# [WHAT IS NEEDED]
What is the count of lines in the listing below that hold the string "screenshot"? Reply with that number alone.

# [Structured figure records]
──────

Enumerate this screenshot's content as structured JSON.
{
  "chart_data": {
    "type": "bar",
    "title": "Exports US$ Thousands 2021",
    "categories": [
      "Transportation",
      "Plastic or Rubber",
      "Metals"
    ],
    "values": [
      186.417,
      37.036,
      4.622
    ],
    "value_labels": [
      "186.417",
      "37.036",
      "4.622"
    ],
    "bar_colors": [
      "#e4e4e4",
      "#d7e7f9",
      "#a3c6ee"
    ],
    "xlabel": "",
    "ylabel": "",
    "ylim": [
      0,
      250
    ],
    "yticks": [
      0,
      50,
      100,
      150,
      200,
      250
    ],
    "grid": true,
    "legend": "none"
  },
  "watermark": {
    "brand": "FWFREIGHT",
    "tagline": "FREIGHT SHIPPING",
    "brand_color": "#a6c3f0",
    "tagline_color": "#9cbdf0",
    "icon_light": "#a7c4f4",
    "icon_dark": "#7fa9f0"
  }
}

──────

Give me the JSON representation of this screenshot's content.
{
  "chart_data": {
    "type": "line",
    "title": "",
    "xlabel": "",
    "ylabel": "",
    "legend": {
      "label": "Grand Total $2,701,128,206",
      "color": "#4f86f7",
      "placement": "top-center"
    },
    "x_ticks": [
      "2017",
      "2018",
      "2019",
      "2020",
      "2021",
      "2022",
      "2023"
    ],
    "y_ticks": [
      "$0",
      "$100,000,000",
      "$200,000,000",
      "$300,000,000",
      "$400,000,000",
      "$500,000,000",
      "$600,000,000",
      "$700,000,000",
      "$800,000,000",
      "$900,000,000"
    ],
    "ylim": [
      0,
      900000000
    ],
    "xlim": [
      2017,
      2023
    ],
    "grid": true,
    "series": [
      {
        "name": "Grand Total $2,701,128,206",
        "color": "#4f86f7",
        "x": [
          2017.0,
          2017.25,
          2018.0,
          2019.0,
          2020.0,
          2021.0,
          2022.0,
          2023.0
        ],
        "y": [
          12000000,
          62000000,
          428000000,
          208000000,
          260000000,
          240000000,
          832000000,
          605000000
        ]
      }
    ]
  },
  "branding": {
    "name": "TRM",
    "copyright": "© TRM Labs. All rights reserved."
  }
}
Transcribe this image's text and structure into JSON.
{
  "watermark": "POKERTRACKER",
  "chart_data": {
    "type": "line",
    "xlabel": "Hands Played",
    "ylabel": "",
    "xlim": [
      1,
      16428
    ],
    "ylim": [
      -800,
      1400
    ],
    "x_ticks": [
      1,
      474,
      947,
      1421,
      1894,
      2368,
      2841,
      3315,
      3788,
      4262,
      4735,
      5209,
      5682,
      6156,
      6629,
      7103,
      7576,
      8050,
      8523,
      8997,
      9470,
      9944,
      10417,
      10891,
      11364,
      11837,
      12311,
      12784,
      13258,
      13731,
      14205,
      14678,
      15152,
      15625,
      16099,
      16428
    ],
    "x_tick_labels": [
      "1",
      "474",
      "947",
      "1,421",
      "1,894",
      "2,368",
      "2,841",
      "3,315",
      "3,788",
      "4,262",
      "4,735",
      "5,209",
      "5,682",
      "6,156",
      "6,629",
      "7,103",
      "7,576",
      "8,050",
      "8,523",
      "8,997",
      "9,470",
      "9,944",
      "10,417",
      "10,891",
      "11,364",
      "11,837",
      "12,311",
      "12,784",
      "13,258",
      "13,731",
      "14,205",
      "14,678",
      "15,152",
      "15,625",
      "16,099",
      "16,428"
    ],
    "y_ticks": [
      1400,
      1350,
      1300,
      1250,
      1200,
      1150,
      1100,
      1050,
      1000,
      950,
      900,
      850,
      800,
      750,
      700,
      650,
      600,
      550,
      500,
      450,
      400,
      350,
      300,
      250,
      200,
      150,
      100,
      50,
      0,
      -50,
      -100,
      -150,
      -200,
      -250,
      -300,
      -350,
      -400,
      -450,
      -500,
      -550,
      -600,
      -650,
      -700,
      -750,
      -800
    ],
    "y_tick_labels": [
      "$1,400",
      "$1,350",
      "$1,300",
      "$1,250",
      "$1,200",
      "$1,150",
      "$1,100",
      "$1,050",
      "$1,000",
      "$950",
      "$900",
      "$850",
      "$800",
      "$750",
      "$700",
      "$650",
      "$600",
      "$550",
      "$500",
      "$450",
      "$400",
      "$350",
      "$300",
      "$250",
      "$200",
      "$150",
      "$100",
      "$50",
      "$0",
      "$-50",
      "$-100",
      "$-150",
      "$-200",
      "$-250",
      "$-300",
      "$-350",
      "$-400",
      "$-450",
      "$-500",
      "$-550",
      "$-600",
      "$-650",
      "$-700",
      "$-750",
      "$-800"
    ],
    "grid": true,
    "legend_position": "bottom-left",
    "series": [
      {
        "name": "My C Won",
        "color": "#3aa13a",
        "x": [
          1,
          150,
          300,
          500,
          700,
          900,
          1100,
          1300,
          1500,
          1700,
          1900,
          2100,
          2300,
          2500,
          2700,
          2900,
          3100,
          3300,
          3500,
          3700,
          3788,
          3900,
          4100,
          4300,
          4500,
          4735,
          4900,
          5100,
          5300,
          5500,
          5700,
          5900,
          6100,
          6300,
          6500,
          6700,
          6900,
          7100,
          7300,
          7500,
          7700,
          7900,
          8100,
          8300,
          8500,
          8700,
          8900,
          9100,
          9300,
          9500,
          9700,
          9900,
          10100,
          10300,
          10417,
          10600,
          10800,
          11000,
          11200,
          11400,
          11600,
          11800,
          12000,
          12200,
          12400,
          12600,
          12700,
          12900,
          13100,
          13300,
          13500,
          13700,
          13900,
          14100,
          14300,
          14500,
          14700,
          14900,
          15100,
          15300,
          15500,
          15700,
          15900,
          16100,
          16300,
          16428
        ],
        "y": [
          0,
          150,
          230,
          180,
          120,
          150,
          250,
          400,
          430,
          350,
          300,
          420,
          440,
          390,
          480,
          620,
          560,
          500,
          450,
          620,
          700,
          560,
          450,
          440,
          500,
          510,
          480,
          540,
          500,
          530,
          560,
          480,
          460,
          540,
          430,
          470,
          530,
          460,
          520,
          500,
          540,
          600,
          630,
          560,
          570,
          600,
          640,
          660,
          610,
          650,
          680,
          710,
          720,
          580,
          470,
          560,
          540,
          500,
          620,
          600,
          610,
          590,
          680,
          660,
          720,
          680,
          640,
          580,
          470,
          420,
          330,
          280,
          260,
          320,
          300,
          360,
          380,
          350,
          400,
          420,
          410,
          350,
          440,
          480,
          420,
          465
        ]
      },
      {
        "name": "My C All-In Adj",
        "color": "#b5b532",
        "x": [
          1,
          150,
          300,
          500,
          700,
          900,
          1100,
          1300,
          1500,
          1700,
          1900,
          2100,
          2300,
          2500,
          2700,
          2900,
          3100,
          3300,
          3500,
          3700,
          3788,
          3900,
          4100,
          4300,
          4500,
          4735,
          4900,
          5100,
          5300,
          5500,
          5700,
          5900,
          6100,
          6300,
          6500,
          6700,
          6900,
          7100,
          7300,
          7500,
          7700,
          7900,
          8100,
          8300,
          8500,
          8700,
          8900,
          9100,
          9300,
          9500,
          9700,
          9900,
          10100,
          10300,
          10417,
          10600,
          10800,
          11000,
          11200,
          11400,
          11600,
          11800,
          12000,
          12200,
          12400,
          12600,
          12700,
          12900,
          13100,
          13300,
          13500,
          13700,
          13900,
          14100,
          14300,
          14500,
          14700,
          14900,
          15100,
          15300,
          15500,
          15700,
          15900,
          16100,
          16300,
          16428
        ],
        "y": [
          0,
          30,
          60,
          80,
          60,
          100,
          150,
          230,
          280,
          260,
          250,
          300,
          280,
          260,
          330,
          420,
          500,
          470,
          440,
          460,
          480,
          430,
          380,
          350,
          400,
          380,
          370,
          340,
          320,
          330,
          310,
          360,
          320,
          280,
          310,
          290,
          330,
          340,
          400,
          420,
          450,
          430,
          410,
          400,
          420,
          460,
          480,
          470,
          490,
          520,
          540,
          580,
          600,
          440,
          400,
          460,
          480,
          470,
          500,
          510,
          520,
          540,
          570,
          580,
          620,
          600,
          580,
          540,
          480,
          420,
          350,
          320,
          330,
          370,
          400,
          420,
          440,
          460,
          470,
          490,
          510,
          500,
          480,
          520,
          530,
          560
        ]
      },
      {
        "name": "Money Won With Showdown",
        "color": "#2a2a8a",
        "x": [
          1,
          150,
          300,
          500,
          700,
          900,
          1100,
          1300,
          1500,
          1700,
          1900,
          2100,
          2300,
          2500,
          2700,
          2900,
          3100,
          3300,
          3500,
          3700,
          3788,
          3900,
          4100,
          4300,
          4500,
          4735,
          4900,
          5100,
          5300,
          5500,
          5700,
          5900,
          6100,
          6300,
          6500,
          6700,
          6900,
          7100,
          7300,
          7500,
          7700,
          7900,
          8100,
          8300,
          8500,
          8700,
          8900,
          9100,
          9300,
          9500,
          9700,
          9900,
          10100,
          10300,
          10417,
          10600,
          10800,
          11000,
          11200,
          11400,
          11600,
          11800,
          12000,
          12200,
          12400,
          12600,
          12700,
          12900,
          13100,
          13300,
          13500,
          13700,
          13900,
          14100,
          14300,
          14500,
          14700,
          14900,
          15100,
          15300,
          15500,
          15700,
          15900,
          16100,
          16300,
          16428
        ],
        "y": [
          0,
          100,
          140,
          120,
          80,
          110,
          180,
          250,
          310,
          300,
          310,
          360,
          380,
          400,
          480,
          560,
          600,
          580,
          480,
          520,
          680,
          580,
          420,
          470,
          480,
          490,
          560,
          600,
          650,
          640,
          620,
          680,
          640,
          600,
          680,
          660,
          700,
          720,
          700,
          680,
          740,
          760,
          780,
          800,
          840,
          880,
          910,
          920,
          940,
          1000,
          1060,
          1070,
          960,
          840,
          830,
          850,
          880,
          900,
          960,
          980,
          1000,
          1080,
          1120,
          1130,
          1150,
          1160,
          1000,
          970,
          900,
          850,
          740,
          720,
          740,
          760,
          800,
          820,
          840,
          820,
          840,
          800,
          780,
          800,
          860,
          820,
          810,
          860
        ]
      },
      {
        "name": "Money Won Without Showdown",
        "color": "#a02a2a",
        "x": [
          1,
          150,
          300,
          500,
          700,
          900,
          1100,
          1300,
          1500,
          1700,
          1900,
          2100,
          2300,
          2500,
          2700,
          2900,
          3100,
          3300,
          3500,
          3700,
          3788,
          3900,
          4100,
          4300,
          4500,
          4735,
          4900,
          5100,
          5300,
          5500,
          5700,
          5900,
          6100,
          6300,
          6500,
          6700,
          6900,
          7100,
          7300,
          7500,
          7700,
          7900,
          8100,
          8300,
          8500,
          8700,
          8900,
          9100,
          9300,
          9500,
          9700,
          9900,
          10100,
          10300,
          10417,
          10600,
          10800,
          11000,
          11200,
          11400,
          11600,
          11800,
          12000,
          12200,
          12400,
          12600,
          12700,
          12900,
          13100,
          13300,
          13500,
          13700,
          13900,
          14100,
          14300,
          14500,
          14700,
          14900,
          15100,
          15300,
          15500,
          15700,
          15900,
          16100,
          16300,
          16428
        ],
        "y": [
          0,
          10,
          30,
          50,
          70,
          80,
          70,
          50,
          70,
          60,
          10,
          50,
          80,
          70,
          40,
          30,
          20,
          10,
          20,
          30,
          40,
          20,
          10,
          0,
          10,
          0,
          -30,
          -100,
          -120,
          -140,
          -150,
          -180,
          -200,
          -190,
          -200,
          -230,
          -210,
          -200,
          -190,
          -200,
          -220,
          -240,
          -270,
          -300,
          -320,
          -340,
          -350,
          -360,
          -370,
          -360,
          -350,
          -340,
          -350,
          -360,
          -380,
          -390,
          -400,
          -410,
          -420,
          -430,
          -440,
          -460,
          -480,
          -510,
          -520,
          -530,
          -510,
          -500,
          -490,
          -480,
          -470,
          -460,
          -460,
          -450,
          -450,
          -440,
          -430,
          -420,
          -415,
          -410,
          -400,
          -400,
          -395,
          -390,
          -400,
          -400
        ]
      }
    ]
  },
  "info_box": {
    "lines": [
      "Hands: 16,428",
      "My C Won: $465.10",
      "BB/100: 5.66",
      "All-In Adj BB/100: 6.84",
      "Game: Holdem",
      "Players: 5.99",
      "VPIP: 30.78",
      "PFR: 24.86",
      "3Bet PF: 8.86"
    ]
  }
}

──────

# [SOLVED EXERCISE]
2